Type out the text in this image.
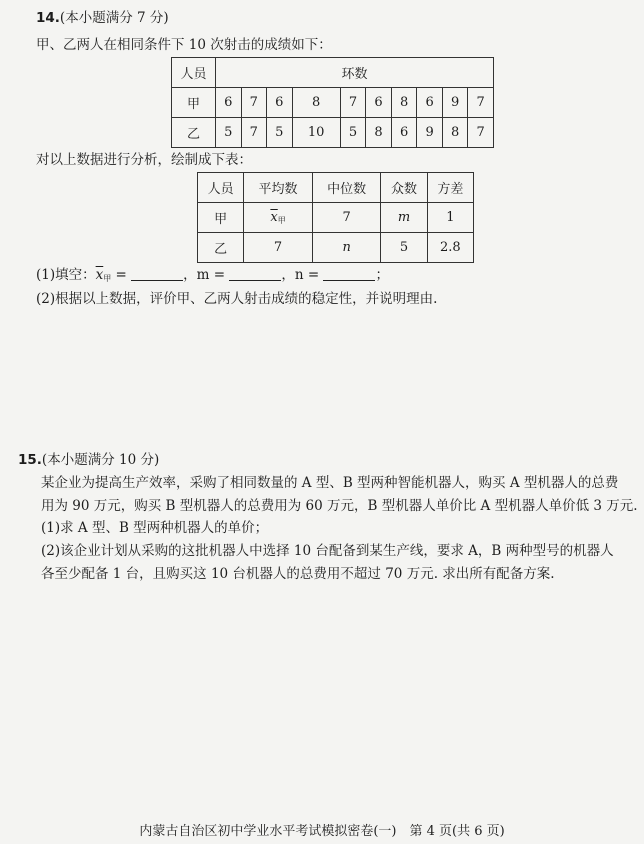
14.(本小题满分 7 分)
甲、乙两人在相同条件下 10 次射击的成绩如下：
人员	环数									
甲	6	7	6	8	7	6	8	6	9	7
乙	5	7	5	10	5	8	6	9	8	7
对以上数据进行分析，绘制成下表：
人员	平均数	中位数	众数	方差
甲	$\overline{x}_甲$	7	m	1
乙	7	n	5	2.8
(1)填空：$\overline{x}_甲$ =	，m =	，n =	；
(2)根据以上数据，评价甲、乙两人射击成绩的稳定性，并说明理由.
15.(本小题满分 10 分)
某企业为提高生产效率，采购了相同数量的 A 型、B 型两种智能机器人，购买 A 型机器人的总费
用为 90 万元，购买 B 型机器人的总费用为 60 万元，B 型机器人单价比 A 型机器人单价低 3 万元.
(1)求 A 型、B 型两种机器人的单价；
(2)该企业计划从采购的这批机器人中选择 10 台配备到某生产线，要求 A，B 两种型号的机器人
各至少配备 1 台，且购买这 10 台机器人的总费用不超过 70 万元. 求出所有配备方案.
内蒙古自治区初中学业水平考试模拟密卷(一)　第 4 页(共 6 页)
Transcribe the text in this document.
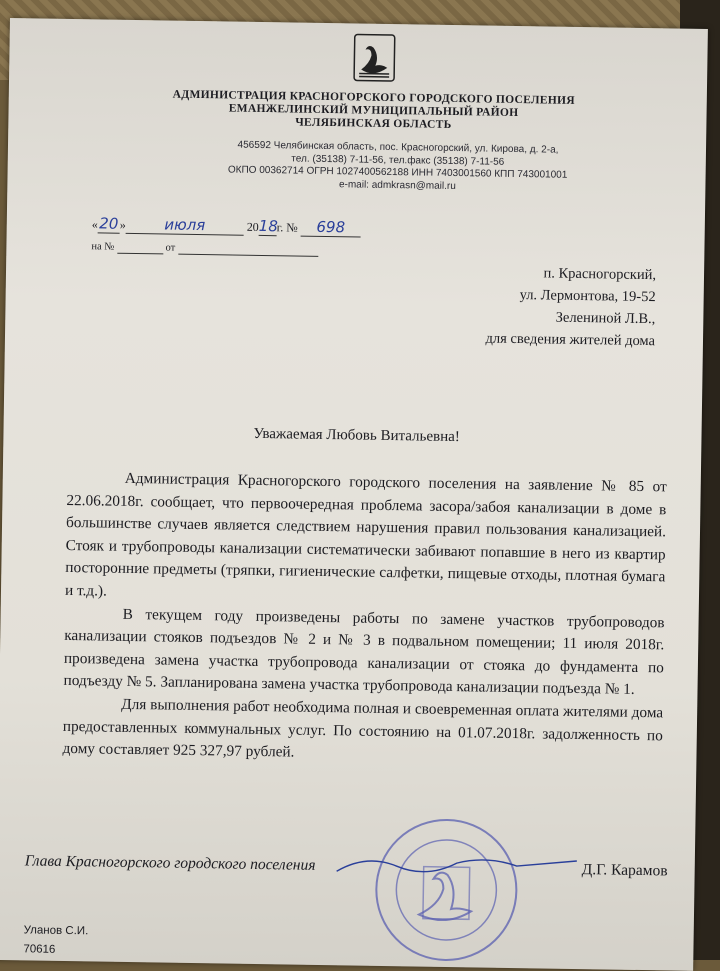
АДМИНИСТРАЦИЯ КРАСНОГОРСКОГО ГОРОДСКОГО ПОСЕЛЕНИЯ
ЕМАНЖЕЛИНСКИЙ МУНИЦИПАЛЬНЫЙ РАЙОН
ЧЕЛЯБИНСКАЯ ОБЛАСТЬ
456592 Челябинская область, пос. Красногорский, ул. Кирова, д. 2-а,
тел. (35138) 7-11-56, тел.факс (35138) 7-11-56
ОКПО 00362714 ОГРН 1027400562188 ИНН 7403001560 КПП 743001001
e-mail: admkrasn@mail.ru
«20»	июля	2018г. № 698
на №	от
п. Красногорский,
ул. Лермонтова, 19-52
Зелениной Л.В.,
для сведения жителей дома
Уважаемая Любовь Витальевна!

Администрация Красногорского городского поселения на заявление № 85 от 22.06.2018г. сообщает, что первоочередная проблема засора/забоя канализации в доме в большинстве случаев является следствием нарушения правил пользования канализацией. Стояк и трубопроводы канализации систематически забивают попавшие в него из квартир посторонние предметы (тряпки, гигиенические салфетки, пищевые отходы, плотная бумага и т.д.).

В текущем году произведены работы по замене участков трубопроводов канализации стояков подъездов № 2 и № 3 в подвальном помещении; 11 июля 2018г. произведена замена участка трубопровода канализации от стояка до фундамента по подъезду № 5. Запланирована замена участка трубопровода канализации подъезда № 1.

Для выполнения работ необходима полная и своевременная оплата жителями дома предоставленных коммунальных услуг. По состоянию на 01.07.2018г. задолженность по дому составляет 925 327,97 рублей.

Глава Красногорского городского поселения	Д.Г. Карамов
Уланов С.И.
70616
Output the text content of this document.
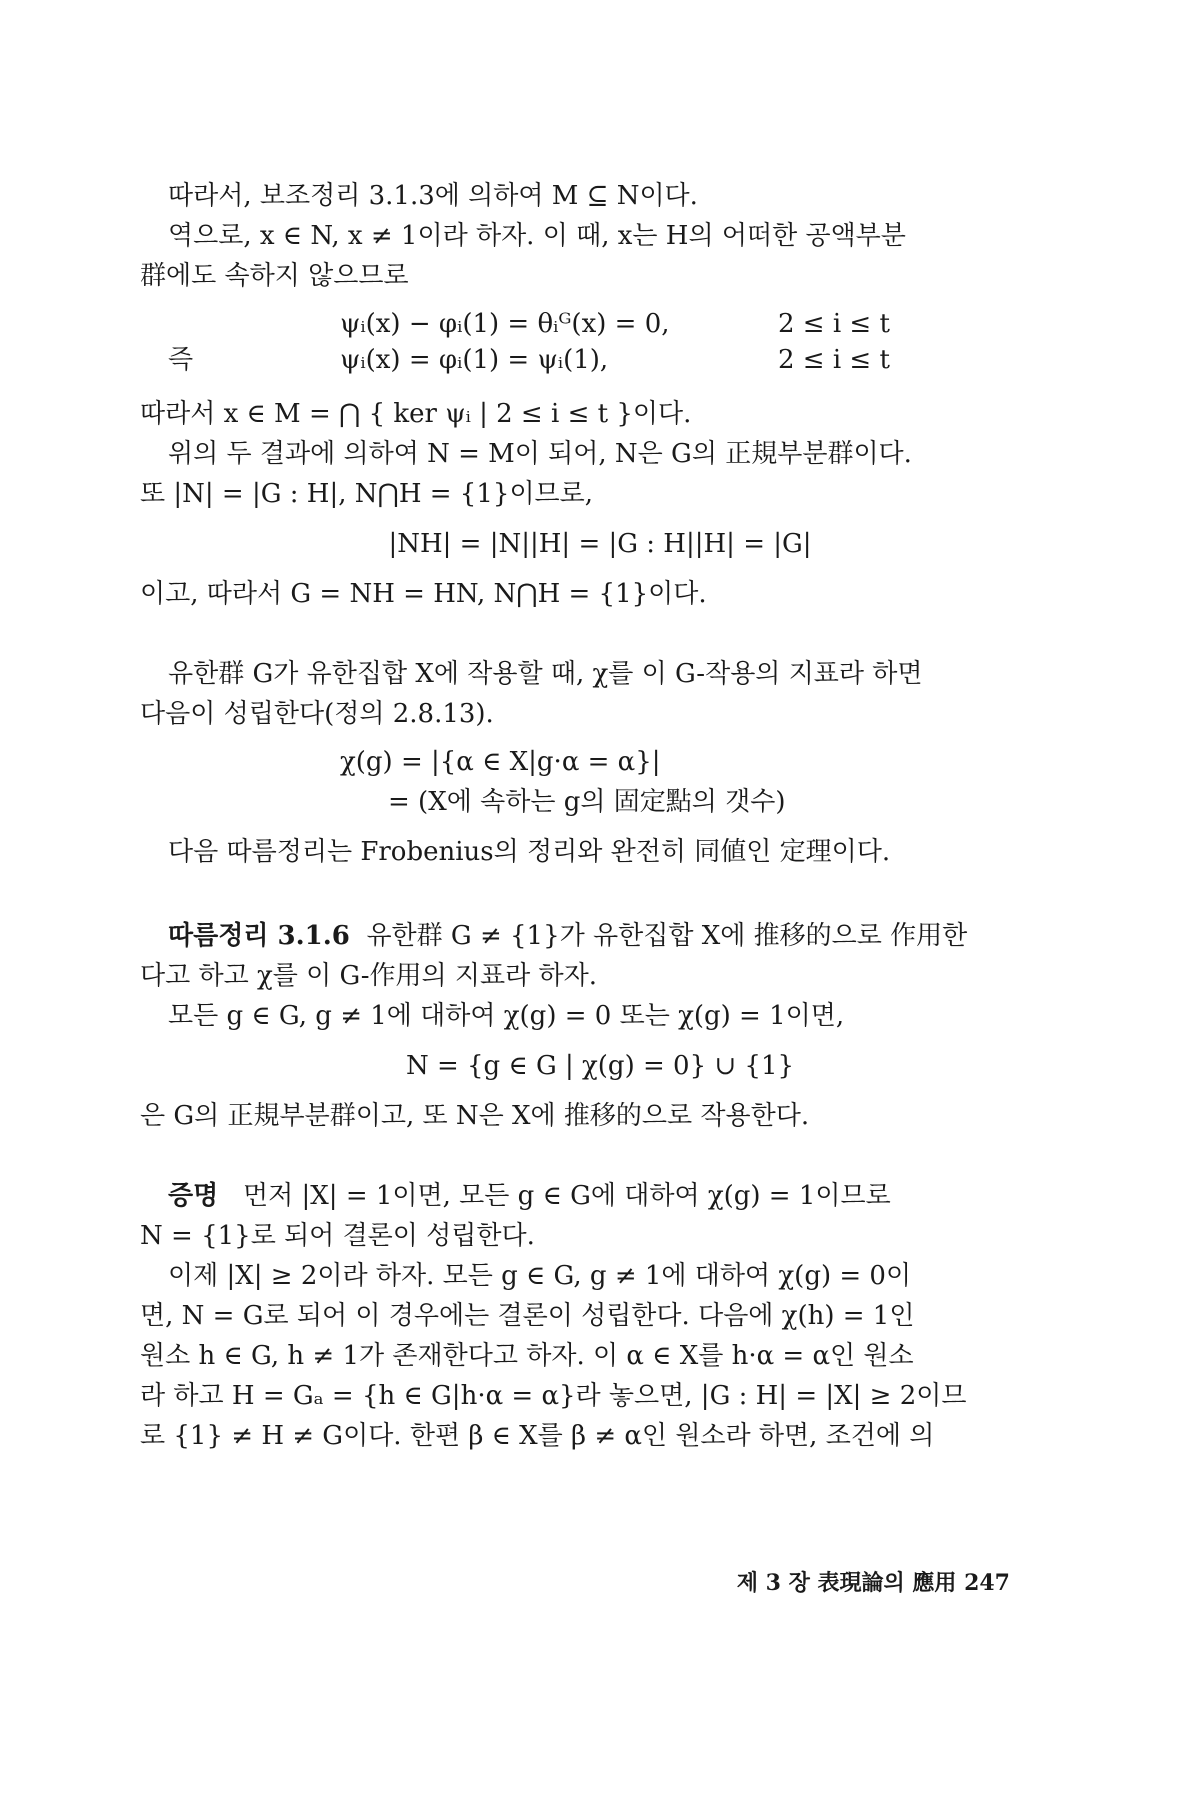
따라서, 보조정리 3.1.3에 의하여 M ⊆ N이다.
역으로, x ∈ N, x ≠ 1이라 하자. 이 때, x는 H의 어떠한 공액부분
群에도 속하지 않으므로
ψᵢ(x) − φᵢ(1) = θᵢᴳ(x) = 0,	2 ≤ i ≤ t
즉	ψᵢ(x) = φᵢ(1) = ψᵢ(1),	2 ≤ i ≤ t
따라서 x ∈ M = ⋂ { ker ψᵢ | 2 ≤ i ≤ t }이다.
위의 두 결과에 의하여 N = M이 되어, N은 G의 正規부분群이다.
또 |N| = |G : H|, N⋂H = {1}이므로,
|NH| = |N||H| = |G : H||H| = |G|
이고, 따라서 G = NH = HN, N⋂H = {1}이다.
유한群 G가 유한집합 X에 작용할 때, χ를 이 G-작용의 지표라 하면
다음이 성립한다(정의 2.8.13).
χ(g) = |{α ∈ X|g·α = α}|
= (X에 속하는 g의 固定點의 갯수)
다음 따름정리는 Frobenius의 정리와 완전히 同値인 定理이다.
따름정리 3.1.6 유한群 G ≠ {1}가 유한집합 X에 推移的으로 作用한
다고 하고 χ를 이 G-作用의 지표라 하자.
모든 g ∈ G, g ≠ 1에 대하여 χ(g) = 0 또는 χ(g) = 1이면,
N = {g ∈ G | χ(g) = 0} ∪ {1}
은 G의 正規부분群이고, 또 N은 X에 推移的으로 작용한다.
증명 먼저 |X| = 1이면, 모든 g ∈ G에 대하여 χ(g) = 1이므로
N = {1}로 되어 결론이 성립한다.
이제 |X| ≥ 2이라 하자. 모든 g ∈ G, g ≠ 1에 대하여 χ(g) = 0이
면, N = G로 되어 이 경우에는 결론이 성립한다. 다음에 χ(h) = 1인
원소 h ∈ G, h ≠ 1가 존재한다고 하자. 이 α ∈ X를 h·α = α인 원소
라 하고 H = Gₐ = {h ∈ G|h·α = α}라 놓으면, |G : H| = |X| ≥ 2이므
로 {1} ≠ H ≠ G이다. 한편 β ∈ X를 β ≠ α인 원소라 하면, 조건에 의
제 3 장 表現論의 應用 247
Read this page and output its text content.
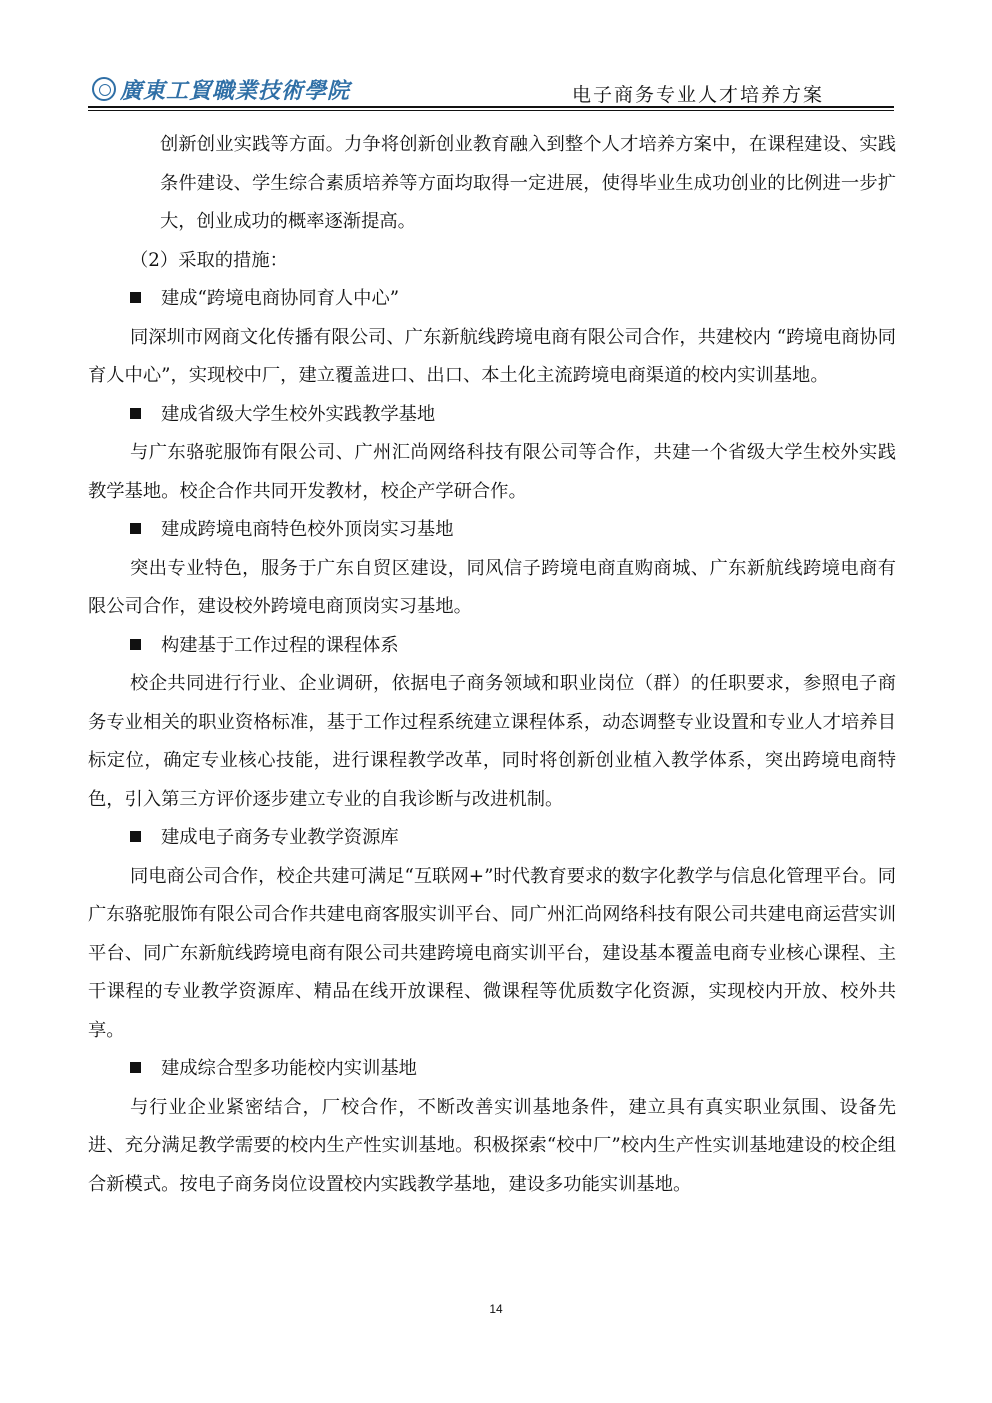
廣東工貿職業技術學院	电子商务专业人才培养方案

创新创业实践等方面。力争将创新创业教育融入到整个人才培养方案中，在课程建设、实践条件建设、学生综合素质培养等方面均取得一定进展，使得毕业生成功创业的比例进一步扩大，创业成功的概率逐渐提高。

（2）采取的措施：

建成“跨境电商协同育人中心”

同深圳市网商文化传播有限公司、广东新航线跨境电商有限公司合作，共建校内 “跨境电商协同育人中心”，实现校中厂，建立覆盖进口、出口、本土化主流跨境电商渠道的校内实训基地。

建成省级大学生校外实践教学基地

与广东骆驼服饰有限公司、广州汇尚网络科技有限公司等合作，共建一个省级大学生校外实践教学基地。校企合作共同开发教材，校企产学研合作。

建成跨境电商特色校外顶岗实习基地

突出专业特色，服务于广东自贸区建设，同风信子跨境电商直购商城、广东新航线跨境电商有限公司合作，建设校外跨境电商顶岗实习基地。

构建基于工作过程的课程体系

校企共同进行行业、企业调研，依据电子商务领域和职业岗位（群）的任职要求，参照电子商务专业相关的职业资格标准，基于工作过程系统建立课程体系，动态调整专业设置和专业人才培养目标定位，确定专业核心技能，进行课程教学改革，同时将创新创业植入教学体系，突出跨境电商特色，引入第三方评价逐步建立专业的自我诊断与改进机制。

建成电子商务专业教学资源库

同电商公司合作，校企共建可满足“互联网+”时代教育要求的数字化教学与信息化管理平台。同广东骆驼服饰有限公司合作共建电商客服实训平台、同广州汇尚网络科技有限公司共建电商运营实训平台、同广东新航线跨境电商有限公司共建跨境电商实训平台，建设基本覆盖电商专业核心课程、主干课程的专业教学资源库、精品在线开放课程、微课程等优质数字化资源，实现校内开放、校外共享。

建成综合型多功能校内实训基地

与行业企业紧密结合，厂校合作，不断改善实训基地条件，建立具有真实职业氛围、设备先进、充分满足教学需要的校内生产性实训基地。积极探索“校中厂”校内生产性实训基地建设的校企组合新模式。按电子商务岗位设置校内实践教学基地，建设多功能实训基地。

14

----------

Quote the data above in full and without alteration; skip the pictures.

Type out the text in this image.
14.(本小题满分 7 分)
甲、乙两人在相同条件下 10 次射击的成绩如下：
人员	环数									
甲	6	7	6	8	7	6	8	6	9	7
乙	5	7	5	10	5	8	6	9	8	7
对以上数据进行分析，绘制成下表：
人员	平均数	中位数	众数	方差
甲	$\overline{x}_甲$	7	m	1
乙	7	n	5	2.8
(1)填空：$\overline{x}_甲$ =	，m =	，n =	；
(2)根据以上数据，评价甲、乙两人射击成绩的稳定性，并说明理由.
15.(本小题满分 10 分)
某企业为提高生产效率，采购了相同数量的 A 型、B 型两种智能机器人，购买 A 型机器人的总费
用为 90 万元，购买 B 型机器人的总费用为 60 万元，B 型机器人单价比 A 型机器人单价低 3 万元.
(1)求 A 型、B 型两种机器人的单价；
(2)该企业计划从采购的这批机器人中选择 10 台配备到某生产线，要求 A，B 两种型号的机器人
各至少配备 1 台，且购买这 10 台机器人的总费用不超过 70 万元. 求出所有配备方案.
内蒙古自治区初中学业水平考试模拟密卷(一)　第 4 页(共 6 页)
Transcribe the text in this document.
АДМИНИСТРАЦИЯ КРАСНОГОРСКОГО ГОРОДСКОГО ПОСЕЛЕНИЯ
ЕМАНЖЕЛИНСКИЙ МУНИЦИПАЛЬНЫЙ РАЙОН
ЧЕЛЯБИНСКАЯ ОБЛАСТЬ
456592 Челябинская область, пос. Красногорский, ул. Кирова, д. 2-а,
тел. (35138) 7-11-56, тел.факс (35138) 7-11-56
ОКПО 00362714 ОГРН 1027400562188 ИНН 7403001560 КПП 743001001
e-mail: admkrasn@mail.ru
«20»	июля	2018г. № 698
на №	от
п. Красногорский,
ул. Лермонтова, 19-52
Зелениной Л.В.,
для сведения жителей дома
Уважаемая Любовь Витальевна!

Администрация Красногорского городского поселения на заявление № 85 от 22.06.2018г. сообщает, что первоочередная проблема засора/забоя канализации в доме в большинстве случаев является следствием нарушения правил пользования канализацией. Стояк и трубопроводы канализации систематически забивают попавшие в него из квартир посторонние предметы (тряпки, гигиенические салфетки, пищевые отходы, плотная бумага и т.д.).

В текущем году произведены работы по замене участков трубопроводов канализации стояков подъездов № 2 и № 3 в подвальном помещении; 11 июля 2018г. произведена замена участка трубопровода канализации от стояка до фундамента по подъезду № 5. Запланирована замена участка трубопровода канализации подъезда № 1.

Для выполнения работ необходима полная и своевременная оплата жителями дома предоставленных коммунальных услуг. По состоянию на 01.07.2018г. задолженность по дому составляет 925 327,97 рублей.

Глава Красногорского городского поселения	Д.Г. Карамов
Уланов С.И.
70616
Output the text content of this document.
따라서, 보조정리 3.1.3에 의하여 M ⊆ N이다.
역으로, x ∈ N, x ≠ 1이라 하자. 이 때, x는 H의 어떠한 공액부분
群에도 속하지 않으므로
ψᵢ(x) − φᵢ(1) = θᵢᴳ(x) = 0,	2 ≤ i ≤ t
즉	ψᵢ(x) = φᵢ(1) = ψᵢ(1),	2 ≤ i ≤ t
따라서 x ∈ M = ⋂ { ker ψᵢ | 2 ≤ i ≤ t }이다.
위의 두 결과에 의하여 N = M이 되어, N은 G의 正規부분群이다.
또 |N| = |G : H|, N⋂H = {1}이므로,
|NH| = |N||H| = |G : H||H| = |G|
이고, 따라서 G = NH = HN, N⋂H = {1}이다.
유한群 G가 유한집합 X에 작용할 때, χ를 이 G-작용의 지표라 하면
다음이 성립한다(정의 2.8.13).
χ(g) = |{α ∈ X|g·α = α}|
= (X에 속하는 g의 固定點의 갯수)
다음 따름정리는 Frobenius의 정리와 완전히 同値인 定理이다.
따름정리 3.1.6 유한群 G ≠ {1}가 유한집합 X에 推移的으로 作用한
다고 하고 χ를 이 G-作用의 지표라 하자.
모든 g ∈ G, g ≠ 1에 대하여 χ(g) = 0 또는 χ(g) = 1이면,
N = {g ∈ G | χ(g) = 0} ∪ {1}
은 G의 正規부분群이고, 또 N은 X에 推移的으로 작용한다.
증명 먼저 |X| = 1이면, 모든 g ∈ G에 대하여 χ(g) = 1이므로
N = {1}로 되어 결론이 성립한다.
이제 |X| ≥ 2이라 하자. 모든 g ∈ G, g ≠ 1에 대하여 χ(g) = 0이
면, N = G로 되어 이 경우에는 결론이 성립한다. 다음에 χ(h) = 1인
원소 h ∈ G, h ≠ 1가 존재한다고 하자. 이 α ∈ X를 h·α = α인 원소
라 하고 H = Gₐ = {h ∈ G|h·α = α}라 놓으면, |G : H| = |X| ≥ 2이므
로 {1} ≠ H ≠ G이다. 한편 β ∈ X를 β ≠ α인 원소라 하면, 조건에 의
제 3 장 表現論의 應用 247
Read this page and output its text content.
廣東工貿職業技術學院	电子商务专业人才培养方案

创新创业实践等方面。力争将创新创业教育融入到整个人才培养方案中，在课程建设、实践条件建设、学生综合素质培养等方面均取得一定进展，使得毕业生成功创业的比例进一步扩大，创业成功的概率逐渐提高。

（2）采取的措施：

建成“跨境电商协同育人中心”

同深圳市网商文化传播有限公司、广东新航线跨境电商有限公司合作，共建校内 “跨境电商协同育人中心”，实现校中厂，建立覆盖进口、出口、本土化主流跨境电商渠道的校内实训基地。

建成省级大学生校外实践教学基地

与广东骆驼服饰有限公司、广州汇尚网络科技有限公司等合作，共建一个省级大学生校外实践教学基地。校企合作共同开发教材，校企产学研合作。

建成跨境电商特色校外顶岗实习基地

突出专业特色，服务于广东自贸区建设，同风信子跨境电商直购商城、广东新航线跨境电商有限公司合作，建设校外跨境电商顶岗实习基地。

构建基于工作过程的课程体系

校企共同进行行业、企业调研，依据电子商务领域和职业岗位（群）的任职要求，参照电子商务专业相关的职业资格标准，基于工作过程系统建立课程体系，动态调整专业设置和专业人才培养目标定位，确定专业核心技能，进行课程教学改革，同时将创新创业植入教学体系，突出跨境电商特色，引入第三方评价逐步建立专业的自我诊断与改进机制。

建成电子商务专业教学资源库

同电商公司合作，校企共建可满足“互联网+”时代教育要求的数字化教学与信息化管理平台。同广东骆驼服饰有限公司合作共建电商客服实训平台、同广州汇尚网络科技有限公司共建电商运营实训平台、同广东新航线跨境电商有限公司共建跨境电商实训平台，建设基本覆盖电商专业核心课程、主干课程的专业教学资源库、精品在线开放课程、微课程等优质数字化资源，实现校内开放、校外共享。

建成综合型多功能校内实训基地

与行业企业紧密结合，厂校合作，不断改善实训基地条件，建立具有真实职业氛围、设备先进、充分满足教学需要的校内生产性实训基地。积极探索“校中厂”校内生产性实训基地建设的校企组合新模式。按电子商务岗位设置校内实践教学基地，建设多功能实训基地。

14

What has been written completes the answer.